■ Problem details ■
Copy each line exactly. Drop every picture.

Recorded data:
** begin **
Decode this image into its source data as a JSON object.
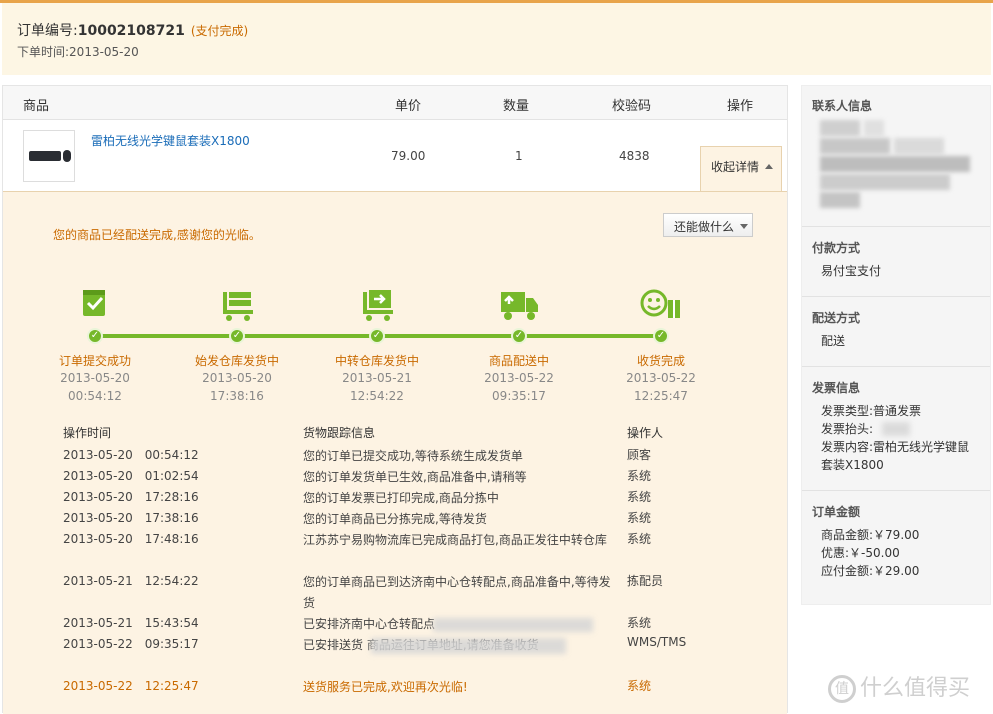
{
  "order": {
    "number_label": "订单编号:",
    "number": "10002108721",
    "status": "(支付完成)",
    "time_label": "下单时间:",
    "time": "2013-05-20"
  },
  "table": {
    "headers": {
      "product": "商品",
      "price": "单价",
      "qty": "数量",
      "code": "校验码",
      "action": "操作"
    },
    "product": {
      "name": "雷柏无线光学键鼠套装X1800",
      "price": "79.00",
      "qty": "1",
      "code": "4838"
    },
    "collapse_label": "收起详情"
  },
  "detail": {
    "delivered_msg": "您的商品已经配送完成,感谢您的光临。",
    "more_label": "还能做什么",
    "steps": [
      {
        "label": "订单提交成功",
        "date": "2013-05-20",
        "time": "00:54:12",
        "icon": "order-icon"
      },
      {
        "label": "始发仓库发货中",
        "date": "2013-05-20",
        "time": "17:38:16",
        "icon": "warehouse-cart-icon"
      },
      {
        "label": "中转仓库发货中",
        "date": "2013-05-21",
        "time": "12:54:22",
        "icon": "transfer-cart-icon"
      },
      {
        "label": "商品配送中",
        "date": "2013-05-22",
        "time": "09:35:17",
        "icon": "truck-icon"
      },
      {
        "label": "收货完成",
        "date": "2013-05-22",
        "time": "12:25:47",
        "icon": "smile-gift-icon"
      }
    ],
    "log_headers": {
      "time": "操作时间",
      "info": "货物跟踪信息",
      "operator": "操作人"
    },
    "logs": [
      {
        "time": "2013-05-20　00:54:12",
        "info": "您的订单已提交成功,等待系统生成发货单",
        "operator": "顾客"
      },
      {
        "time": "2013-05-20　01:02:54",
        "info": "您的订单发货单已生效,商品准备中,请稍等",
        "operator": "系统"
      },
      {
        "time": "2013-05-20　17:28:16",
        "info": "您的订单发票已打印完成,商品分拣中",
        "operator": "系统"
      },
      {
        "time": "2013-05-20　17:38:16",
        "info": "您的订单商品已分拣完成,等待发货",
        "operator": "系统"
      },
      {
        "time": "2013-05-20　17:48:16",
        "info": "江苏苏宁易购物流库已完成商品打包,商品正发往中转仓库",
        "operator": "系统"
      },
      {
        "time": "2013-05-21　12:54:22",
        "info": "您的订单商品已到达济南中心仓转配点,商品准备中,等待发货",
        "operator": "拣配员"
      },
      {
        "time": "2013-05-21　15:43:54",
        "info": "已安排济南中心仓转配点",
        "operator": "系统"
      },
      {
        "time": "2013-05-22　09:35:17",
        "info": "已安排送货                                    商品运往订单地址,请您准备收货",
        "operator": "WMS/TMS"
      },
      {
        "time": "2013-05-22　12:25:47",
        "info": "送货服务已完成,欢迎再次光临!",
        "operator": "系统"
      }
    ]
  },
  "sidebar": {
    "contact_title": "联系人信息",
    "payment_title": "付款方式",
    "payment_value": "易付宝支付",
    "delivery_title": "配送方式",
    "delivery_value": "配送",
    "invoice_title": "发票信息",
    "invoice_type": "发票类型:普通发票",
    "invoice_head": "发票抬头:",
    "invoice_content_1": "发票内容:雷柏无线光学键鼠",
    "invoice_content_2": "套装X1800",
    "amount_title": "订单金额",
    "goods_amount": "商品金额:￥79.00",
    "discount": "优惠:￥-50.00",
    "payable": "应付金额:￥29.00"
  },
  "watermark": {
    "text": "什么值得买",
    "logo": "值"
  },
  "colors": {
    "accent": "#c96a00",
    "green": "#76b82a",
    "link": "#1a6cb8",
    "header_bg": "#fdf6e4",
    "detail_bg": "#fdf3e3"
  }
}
** end **
■ Complete response ■
Decode this image into its source data as a JSON object.
{
  "order": {
    "number_label": "订单编号:",
    "number": "10002108721",
    "status": "(支付完成)",
    "time_label": "下单时间:",
    "time": "2013-05-20"
  },
  "table": {
    "headers": {
      "product": "商品",
      "price": "单价",
      "qty": "数量",
      "code": "校验码",
      "action": "操作"
    },
    "product": {
      "name": "雷柏无线光学键鼠套装X1800",
      "price": "79.00",
      "qty": "1",
      "code": "4838"
    },
    "collapse_label": "收起详情"
  },
  "detail": {
    "delivered_msg": "您的商品已经配送完成,感谢您的光临。",
    "more_label": "还能做什么",
    "steps": [
      {
        "label": "订单提交成功",
        "date": "2013-05-20",
        "time": "00:54:12",
        "icon": "order-icon"
      },
      {
        "label": "始发仓库发货中",
        "date": "2013-05-20",
        "time": "17:38:16",
        "icon": "warehouse-cart-icon"
      },
      {
        "label": "中转仓库发货中",
        "date": "2013-05-21",
        "time": "12:54:22",
        "icon": "transfer-cart-icon"
      },
      {
        "label": "商品配送中",
        "date": "2013-05-22",
        "time": "09:35:17",
        "icon": "truck-icon"
      },
      {
        "label": "收货完成",
        "date": "2013-05-22",
        "time": "12:25:47",
        "icon": "smile-gift-icon"
      }
    ],
    "log_headers": {
      "time": "操作时间",
      "info": "货物跟踪信息",
      "operator": "操作人"
    },
    "logs": [
      {
        "time": "2013-05-20　00:54:12",
        "info": "您的订单已提交成功,等待系统生成发货单",
        "operator": "顾客"
      },
      {
        "time": "2013-05-20　01:02:54",
        "info": "您的订单发货单已生效,商品准备中,请稍等",
        "operator": "系统"
      },
      {
        "time": "2013-05-20　17:28:16",
        "info": "您的订单发票已打印完成,商品分拣中",
        "operator": "系统"
      },
      {
        "time": "2013-05-20　17:38:16",
        "info": "您的订单商品已分拣完成,等待发货",
        "operator": "系统"
      },
      {
        "time": "2013-05-20　17:48:16",
        "info": "江苏苏宁易购物流库已完成商品打包,商品正发往中转仓库",
        "operator": "系统"
      },
      {
        "time": "2013-05-21　12:54:22",
        "info": "您的订单商品已到达济南中心仓转配点,商品准备中,等待发货",
        "operator": "拣配员"
      },
      {
        "time": "2013-05-21　15:43:54",
        "info": "已安排济南中心仓转配点",
        "operator": "系统"
      },
      {
        "time": "2013-05-22　09:35:17",
        "info": "已安排送货                                    商品运往订单地址,请您准备收货",
        "operator": "WMS/TMS"
      },
      {
        "time": "2013-05-22　12:25:47",
        "info": "送货服务已完成,欢迎再次光临!",
        "operator": "系统"
      }
    ]
  },
  "sidebar": {
    "contact_title": "联系人信息",
    "payment_title": "付款方式",
    "payment_value": "易付宝支付",
    "delivery_title": "配送方式",
    "delivery_value": "配送",
    "invoice_title": "发票信息",
    "invoice_type": "发票类型:普通发票",
    "invoice_head": "发票抬头:",
    "invoice_content_1": "发票内容:雷柏无线光学键鼠",
    "invoice_content_2": "套装X1800",
    "amount_title": "订单金额",
    "goods_amount": "商品金额:￥79.00",
    "discount": "优惠:￥-50.00",
    "payable": "应付金额:￥29.00"
  },
  "watermark": {
    "text": "什么值得买",
    "logo": "值"
  },
  "colors": {
    "accent": "#c96a00",
    "green": "#76b82a",
    "link": "#1a6cb8",
    "header_bg": "#fdf6e4",
    "detail_bg": "#fdf3e3"
  }
}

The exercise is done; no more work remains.